What is expected: Identify all lines below that hold "values" and collect them.

Data:
=======
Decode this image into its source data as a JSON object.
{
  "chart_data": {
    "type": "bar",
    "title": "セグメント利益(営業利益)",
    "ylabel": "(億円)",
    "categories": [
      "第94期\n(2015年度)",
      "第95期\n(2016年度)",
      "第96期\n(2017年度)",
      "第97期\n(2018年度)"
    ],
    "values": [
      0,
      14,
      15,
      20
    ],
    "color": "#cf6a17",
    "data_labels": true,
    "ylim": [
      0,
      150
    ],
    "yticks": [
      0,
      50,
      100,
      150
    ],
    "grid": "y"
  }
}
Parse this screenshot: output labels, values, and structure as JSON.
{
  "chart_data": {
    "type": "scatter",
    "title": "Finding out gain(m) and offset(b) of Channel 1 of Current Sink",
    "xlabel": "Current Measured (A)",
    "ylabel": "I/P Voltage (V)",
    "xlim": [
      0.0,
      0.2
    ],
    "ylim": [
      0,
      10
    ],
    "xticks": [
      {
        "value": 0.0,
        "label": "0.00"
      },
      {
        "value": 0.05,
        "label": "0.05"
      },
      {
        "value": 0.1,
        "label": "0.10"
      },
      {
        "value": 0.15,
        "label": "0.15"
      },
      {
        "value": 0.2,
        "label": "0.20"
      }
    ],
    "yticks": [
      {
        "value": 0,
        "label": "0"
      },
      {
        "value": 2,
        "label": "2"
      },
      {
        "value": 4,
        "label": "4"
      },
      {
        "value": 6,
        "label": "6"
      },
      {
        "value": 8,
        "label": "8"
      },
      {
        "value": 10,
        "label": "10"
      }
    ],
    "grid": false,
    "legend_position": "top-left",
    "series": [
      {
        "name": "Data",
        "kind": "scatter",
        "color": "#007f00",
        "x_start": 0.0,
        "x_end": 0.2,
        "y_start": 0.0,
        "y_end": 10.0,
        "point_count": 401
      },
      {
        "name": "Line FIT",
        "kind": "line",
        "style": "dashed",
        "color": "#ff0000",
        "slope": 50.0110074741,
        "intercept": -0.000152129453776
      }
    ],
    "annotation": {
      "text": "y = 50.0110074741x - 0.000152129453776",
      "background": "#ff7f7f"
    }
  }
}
=======
Output below:
    "values": [
Parse this screenshot: output labels, values, and structure as JSON.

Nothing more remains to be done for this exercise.